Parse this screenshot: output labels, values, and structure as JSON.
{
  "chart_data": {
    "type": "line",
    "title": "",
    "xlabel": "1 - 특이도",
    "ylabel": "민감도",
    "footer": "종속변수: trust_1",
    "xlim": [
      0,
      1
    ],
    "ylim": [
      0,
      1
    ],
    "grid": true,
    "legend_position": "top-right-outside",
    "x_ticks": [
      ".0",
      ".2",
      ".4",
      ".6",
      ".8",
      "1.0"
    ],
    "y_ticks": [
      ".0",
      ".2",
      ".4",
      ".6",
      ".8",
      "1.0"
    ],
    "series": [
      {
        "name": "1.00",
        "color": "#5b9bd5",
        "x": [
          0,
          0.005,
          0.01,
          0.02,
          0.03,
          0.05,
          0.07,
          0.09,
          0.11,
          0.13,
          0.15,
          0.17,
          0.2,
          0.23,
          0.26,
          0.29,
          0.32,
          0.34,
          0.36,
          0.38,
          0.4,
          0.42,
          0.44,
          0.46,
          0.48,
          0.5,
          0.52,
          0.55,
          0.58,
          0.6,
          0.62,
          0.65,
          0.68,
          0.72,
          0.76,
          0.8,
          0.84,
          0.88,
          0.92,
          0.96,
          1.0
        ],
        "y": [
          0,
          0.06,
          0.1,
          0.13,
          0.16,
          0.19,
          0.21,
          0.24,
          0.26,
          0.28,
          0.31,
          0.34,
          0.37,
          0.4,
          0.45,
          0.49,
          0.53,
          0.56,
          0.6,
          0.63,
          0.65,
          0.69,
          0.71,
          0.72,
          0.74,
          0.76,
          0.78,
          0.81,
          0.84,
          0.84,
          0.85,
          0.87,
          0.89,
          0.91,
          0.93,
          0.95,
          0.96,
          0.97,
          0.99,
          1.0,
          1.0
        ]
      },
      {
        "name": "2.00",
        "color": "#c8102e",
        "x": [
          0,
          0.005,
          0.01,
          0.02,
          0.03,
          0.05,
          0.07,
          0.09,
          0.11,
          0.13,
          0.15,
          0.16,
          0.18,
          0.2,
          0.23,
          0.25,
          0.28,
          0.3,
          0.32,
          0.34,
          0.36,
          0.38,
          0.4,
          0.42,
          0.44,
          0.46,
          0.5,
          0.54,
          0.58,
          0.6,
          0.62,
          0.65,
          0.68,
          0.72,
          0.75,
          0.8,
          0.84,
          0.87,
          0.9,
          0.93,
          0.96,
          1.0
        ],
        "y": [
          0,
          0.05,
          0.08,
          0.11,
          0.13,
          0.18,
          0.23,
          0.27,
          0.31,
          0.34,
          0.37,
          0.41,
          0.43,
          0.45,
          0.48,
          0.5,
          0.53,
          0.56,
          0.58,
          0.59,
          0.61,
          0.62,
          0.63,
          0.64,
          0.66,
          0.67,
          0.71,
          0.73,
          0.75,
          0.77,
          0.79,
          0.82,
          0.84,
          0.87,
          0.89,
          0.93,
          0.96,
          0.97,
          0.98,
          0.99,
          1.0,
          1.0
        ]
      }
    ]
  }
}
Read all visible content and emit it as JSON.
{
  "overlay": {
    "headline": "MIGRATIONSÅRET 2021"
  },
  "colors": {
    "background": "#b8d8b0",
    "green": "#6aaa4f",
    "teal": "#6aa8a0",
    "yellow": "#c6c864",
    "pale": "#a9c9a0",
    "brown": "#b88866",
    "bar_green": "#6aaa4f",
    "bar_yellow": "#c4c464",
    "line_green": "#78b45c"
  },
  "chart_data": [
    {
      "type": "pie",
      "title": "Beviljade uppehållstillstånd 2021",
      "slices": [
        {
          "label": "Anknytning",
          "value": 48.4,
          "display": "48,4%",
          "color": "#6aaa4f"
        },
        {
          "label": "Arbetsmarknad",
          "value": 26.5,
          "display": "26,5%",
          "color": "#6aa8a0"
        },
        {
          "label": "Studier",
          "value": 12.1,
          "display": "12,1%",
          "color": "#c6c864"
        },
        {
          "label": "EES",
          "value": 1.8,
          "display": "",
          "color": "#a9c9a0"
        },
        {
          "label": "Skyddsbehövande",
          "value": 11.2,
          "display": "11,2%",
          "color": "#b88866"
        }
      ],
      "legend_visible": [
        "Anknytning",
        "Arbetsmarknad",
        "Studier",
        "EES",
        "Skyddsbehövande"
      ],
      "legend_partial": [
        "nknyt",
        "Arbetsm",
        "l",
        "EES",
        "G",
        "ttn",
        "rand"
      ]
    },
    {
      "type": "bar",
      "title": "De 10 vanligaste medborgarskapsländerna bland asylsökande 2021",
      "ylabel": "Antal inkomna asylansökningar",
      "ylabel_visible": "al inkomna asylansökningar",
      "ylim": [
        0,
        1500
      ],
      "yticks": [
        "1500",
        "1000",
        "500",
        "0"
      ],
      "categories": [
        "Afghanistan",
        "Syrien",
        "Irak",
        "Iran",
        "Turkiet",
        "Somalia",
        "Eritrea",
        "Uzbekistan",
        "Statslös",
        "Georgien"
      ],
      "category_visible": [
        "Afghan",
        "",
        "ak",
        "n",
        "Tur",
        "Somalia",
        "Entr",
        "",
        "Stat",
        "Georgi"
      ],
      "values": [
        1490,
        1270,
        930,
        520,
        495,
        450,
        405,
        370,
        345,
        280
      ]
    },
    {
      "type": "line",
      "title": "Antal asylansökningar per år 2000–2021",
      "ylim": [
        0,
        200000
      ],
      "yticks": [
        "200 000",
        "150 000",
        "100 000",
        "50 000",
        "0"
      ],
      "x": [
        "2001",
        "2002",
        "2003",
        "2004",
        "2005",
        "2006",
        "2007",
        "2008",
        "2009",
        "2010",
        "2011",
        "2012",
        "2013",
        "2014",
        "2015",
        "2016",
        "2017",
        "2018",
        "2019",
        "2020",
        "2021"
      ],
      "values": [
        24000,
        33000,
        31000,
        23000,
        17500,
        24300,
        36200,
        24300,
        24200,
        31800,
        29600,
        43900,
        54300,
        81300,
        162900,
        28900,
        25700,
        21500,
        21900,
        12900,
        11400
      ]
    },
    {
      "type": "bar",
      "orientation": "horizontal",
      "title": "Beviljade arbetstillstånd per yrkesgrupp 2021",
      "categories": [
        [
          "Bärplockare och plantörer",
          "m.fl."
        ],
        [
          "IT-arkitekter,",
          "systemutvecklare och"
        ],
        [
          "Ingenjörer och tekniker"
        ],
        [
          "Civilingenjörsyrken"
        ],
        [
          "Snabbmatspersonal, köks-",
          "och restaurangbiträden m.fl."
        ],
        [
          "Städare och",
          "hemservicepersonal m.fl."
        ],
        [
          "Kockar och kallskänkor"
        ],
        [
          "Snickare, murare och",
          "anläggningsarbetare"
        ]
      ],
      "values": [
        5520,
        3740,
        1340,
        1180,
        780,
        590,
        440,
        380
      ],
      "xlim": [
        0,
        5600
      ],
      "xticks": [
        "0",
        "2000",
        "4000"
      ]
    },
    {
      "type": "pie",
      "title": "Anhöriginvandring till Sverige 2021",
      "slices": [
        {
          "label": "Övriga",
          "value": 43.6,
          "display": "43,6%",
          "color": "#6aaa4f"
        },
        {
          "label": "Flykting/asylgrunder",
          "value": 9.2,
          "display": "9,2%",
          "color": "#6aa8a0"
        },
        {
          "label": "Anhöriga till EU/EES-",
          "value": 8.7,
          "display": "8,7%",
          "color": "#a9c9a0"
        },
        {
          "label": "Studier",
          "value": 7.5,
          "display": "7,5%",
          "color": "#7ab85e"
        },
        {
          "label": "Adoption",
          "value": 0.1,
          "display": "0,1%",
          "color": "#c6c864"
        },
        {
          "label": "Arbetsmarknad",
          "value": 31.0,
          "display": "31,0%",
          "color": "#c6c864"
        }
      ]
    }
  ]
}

=-=-=-=-=

◆ **GOAL**: Tell how many lines hold the string "JSON", giving the number and nothing else.

◆ **FINISHED TASK**: 2